Make a verbatim copy of the entries below; pictures stay out.

· · · · ·

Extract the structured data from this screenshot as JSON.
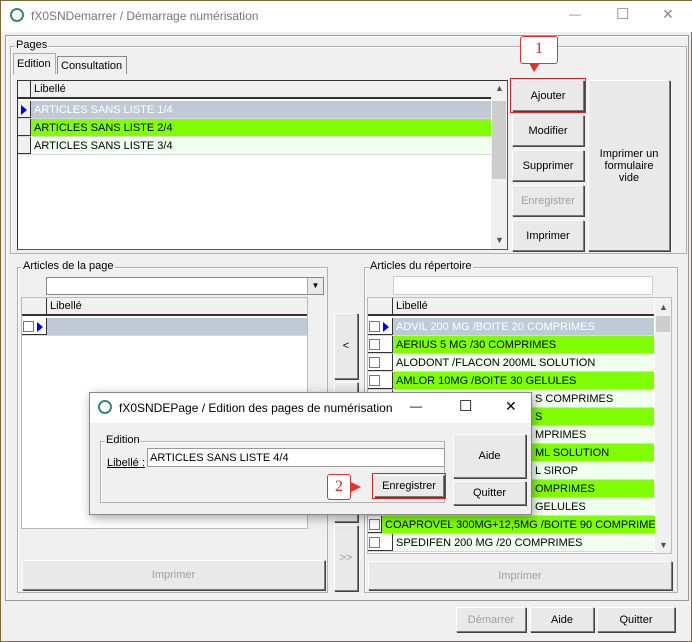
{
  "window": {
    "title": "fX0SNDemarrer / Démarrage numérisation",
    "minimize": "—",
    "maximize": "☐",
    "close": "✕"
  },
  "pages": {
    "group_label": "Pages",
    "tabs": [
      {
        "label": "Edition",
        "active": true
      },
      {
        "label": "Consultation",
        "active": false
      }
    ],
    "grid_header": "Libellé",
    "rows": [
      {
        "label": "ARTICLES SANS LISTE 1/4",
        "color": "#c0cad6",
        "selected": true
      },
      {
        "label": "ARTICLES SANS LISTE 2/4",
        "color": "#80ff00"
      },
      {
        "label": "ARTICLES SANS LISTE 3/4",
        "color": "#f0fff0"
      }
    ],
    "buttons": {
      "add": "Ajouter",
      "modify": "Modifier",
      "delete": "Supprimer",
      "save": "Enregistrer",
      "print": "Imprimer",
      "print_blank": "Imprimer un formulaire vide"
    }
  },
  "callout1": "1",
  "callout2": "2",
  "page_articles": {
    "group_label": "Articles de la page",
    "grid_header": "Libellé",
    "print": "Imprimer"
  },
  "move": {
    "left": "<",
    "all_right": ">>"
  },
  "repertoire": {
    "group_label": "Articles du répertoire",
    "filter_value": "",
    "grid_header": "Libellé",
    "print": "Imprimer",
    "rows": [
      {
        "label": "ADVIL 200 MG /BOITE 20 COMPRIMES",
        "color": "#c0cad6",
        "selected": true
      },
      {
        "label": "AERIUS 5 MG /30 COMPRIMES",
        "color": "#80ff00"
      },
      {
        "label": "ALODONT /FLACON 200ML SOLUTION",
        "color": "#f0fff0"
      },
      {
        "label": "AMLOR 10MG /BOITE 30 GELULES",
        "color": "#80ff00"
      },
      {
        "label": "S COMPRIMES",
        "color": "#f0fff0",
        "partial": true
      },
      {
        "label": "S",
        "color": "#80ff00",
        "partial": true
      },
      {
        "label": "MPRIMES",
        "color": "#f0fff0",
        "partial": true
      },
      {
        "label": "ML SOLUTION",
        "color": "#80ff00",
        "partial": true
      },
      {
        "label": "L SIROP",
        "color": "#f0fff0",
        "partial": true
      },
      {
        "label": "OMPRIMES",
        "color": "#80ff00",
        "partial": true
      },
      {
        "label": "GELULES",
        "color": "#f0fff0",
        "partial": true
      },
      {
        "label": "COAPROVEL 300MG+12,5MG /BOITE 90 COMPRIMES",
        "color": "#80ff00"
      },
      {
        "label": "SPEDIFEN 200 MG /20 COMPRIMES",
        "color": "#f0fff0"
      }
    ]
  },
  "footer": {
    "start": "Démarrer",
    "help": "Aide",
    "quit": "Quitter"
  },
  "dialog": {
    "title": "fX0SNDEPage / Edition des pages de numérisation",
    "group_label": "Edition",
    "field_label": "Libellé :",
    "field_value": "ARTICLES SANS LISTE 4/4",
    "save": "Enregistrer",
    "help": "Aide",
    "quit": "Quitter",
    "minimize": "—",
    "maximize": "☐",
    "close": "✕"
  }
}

· · · · ·

#### Task response:
Extract the structured data from this screenshot as JSON.
{
  "window": {
    "title": "fX0SNDemarrer / Démarrage numérisation",
    "minimize": "—",
    "maximize": "☐",
    "close": "✕"
  },
  "pages": {
    "group_label": "Pages",
    "tabs": [
      {
        "label": "Edition",
        "active": true
      },
      {
        "label": "Consultation",
        "active": false
      }
    ],
    "grid_header": "Libellé",
    "rows": [
      {
        "label": "ARTICLES SANS LISTE 1/4",
        "color": "#c0cad6",
        "selected": true
      },
      {
        "label": "ARTICLES SANS LISTE 2/4",
        "color": "#80ff00"
      },
      {
        "label": "ARTICLES SANS LISTE 3/4",
        "color": "#f0fff0"
      }
    ],
    "buttons": {
      "add": "Ajouter",
      "modify": "Modifier",
      "delete": "Supprimer",
      "save": "Enregistrer",
      "print": "Imprimer",
      "print_blank": "Imprimer un formulaire vide"
    }
  },
  "callout1": "1",
  "callout2": "2",
  "page_articles": {
    "group_label": "Articles de la page",
    "grid_header": "Libellé",
    "print": "Imprimer"
  },
  "move": {
    "left": "<",
    "all_right": ">>"
  },
  "repertoire": {
    "group_label": "Articles du répertoire",
    "filter_value": "",
    "grid_header": "Libellé",
    "print": "Imprimer",
    "rows": [
      {
        "label": "ADVIL 200 MG /BOITE 20 COMPRIMES",
        "color": "#c0cad6",
        "selected": true
      },
      {
        "label": "AERIUS 5 MG /30 COMPRIMES",
        "color": "#80ff00"
      },
      {
        "label": "ALODONT /FLACON 200ML SOLUTION",
        "color": "#f0fff0"
      },
      {
        "label": "AMLOR 10MG /BOITE 30 GELULES",
        "color": "#80ff00"
      },
      {
        "label": "S COMPRIMES",
        "color": "#f0fff0",
        "partial": true
      },
      {
        "label": "S",
        "color": "#80ff00",
        "partial": true
      },
      {
        "label": "MPRIMES",
        "color": "#f0fff0",
        "partial": true
      },
      {
        "label": "ML SOLUTION",
        "color": "#80ff00",
        "partial": true
      },
      {
        "label": "L SIROP",
        "color": "#f0fff0",
        "partial": true
      },
      {
        "label": "OMPRIMES",
        "color": "#80ff00",
        "partial": true
      },
      {
        "label": "GELULES",
        "color": "#f0fff0",
        "partial": true
      },
      {
        "label": "COAPROVEL 300MG+12,5MG /BOITE 90 COMPRIMES",
        "color": "#80ff00"
      },
      {
        "label": "SPEDIFEN 200 MG /20 COMPRIMES",
        "color": "#f0fff0"
      }
    ]
  },
  "footer": {
    "start": "Démarrer",
    "help": "Aide",
    "quit": "Quitter"
  },
  "dialog": {
    "title": "fX0SNDEPage / Edition des pages de numérisation",
    "group_label": "Edition",
    "field_label": "Libellé :",
    "field_value": "ARTICLES SANS LISTE 4/4",
    "save": "Enregistrer",
    "help": "Aide",
    "quit": "Quitter",
    "minimize": "—",
    "maximize": "☐",
    "close": "✕"
  }
}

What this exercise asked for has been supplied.